- _Data for processing_:
--- --- ---
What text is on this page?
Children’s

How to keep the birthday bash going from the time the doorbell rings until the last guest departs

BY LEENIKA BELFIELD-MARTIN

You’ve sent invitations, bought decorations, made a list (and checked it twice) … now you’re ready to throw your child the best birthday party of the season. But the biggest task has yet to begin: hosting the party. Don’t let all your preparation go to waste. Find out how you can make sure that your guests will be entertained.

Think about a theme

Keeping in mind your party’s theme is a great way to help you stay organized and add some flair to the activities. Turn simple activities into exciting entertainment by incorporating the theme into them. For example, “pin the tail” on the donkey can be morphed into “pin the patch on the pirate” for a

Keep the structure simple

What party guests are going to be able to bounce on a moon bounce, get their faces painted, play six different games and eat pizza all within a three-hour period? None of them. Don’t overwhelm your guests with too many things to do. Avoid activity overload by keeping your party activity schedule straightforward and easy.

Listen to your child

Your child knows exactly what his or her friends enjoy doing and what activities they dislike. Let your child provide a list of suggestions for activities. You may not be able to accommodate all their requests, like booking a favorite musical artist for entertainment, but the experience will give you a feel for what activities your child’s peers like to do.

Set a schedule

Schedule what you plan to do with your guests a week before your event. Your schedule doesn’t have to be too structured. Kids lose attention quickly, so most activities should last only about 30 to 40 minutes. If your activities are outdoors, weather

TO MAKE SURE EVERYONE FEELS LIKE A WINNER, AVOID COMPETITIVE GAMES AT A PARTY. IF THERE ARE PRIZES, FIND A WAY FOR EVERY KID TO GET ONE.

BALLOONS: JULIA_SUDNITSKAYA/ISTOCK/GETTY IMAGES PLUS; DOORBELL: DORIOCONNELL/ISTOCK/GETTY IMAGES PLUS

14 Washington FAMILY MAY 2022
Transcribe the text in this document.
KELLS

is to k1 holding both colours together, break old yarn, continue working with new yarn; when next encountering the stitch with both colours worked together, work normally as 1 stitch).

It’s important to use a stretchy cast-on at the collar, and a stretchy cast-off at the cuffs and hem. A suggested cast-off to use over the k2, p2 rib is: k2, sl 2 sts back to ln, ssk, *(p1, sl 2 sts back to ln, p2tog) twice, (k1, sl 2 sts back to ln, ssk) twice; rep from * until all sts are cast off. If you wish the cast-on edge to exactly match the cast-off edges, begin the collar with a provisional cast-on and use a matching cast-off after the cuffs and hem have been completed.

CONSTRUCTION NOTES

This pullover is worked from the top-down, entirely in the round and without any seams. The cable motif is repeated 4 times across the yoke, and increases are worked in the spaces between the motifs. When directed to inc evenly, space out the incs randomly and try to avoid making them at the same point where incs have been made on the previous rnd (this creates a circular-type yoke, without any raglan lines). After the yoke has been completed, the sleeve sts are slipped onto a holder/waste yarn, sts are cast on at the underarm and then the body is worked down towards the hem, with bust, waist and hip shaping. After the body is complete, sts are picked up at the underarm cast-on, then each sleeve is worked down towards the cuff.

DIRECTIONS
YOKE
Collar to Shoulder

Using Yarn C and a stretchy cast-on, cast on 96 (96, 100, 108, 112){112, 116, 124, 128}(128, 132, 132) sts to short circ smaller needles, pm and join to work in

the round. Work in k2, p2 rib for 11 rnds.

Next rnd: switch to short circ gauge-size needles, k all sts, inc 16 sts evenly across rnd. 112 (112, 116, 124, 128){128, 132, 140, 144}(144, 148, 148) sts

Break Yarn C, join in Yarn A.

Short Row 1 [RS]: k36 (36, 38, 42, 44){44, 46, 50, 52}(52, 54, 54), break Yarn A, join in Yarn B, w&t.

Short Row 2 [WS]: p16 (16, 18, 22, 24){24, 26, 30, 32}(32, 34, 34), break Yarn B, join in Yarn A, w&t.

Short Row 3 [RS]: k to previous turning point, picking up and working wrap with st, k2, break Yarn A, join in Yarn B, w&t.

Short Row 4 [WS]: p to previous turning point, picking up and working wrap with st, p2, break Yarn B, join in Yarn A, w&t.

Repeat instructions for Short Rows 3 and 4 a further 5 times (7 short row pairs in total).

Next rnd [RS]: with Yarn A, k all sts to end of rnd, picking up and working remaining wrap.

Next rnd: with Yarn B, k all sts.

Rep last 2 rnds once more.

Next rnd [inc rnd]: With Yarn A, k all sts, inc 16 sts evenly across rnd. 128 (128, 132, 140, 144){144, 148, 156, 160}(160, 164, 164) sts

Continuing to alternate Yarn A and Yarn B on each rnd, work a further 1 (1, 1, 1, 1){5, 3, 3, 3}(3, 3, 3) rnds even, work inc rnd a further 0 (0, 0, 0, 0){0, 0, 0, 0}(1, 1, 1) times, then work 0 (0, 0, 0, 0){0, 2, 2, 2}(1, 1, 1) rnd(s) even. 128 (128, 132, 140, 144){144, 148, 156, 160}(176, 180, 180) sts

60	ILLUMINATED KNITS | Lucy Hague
--- --- ---
- _Do this_:
Pick out each line containing "further" and report it.

- _Task answer_:
Repeat instructions for Short Rows 3 and 4 a further 5 times (7 short row pairs in total).
Continuing to alternate Yarn A and Yarn B on each rnd, work a further 1 (1, 1, 1, 1){5, 3, 3, 3}(3, 3, 3) rnds even, work inc rnd a further 0 (0, 0, 0, 0){0, 0, 0, 0}(1, 1, 1) times, then work 0 (0, 0, 0, 0){0, 2, 2, 2}(1, 1, 1) rnd(s) even. 128 (128, 132, 140, 144){144, 148, 156, 160}(176, 180, 180) sts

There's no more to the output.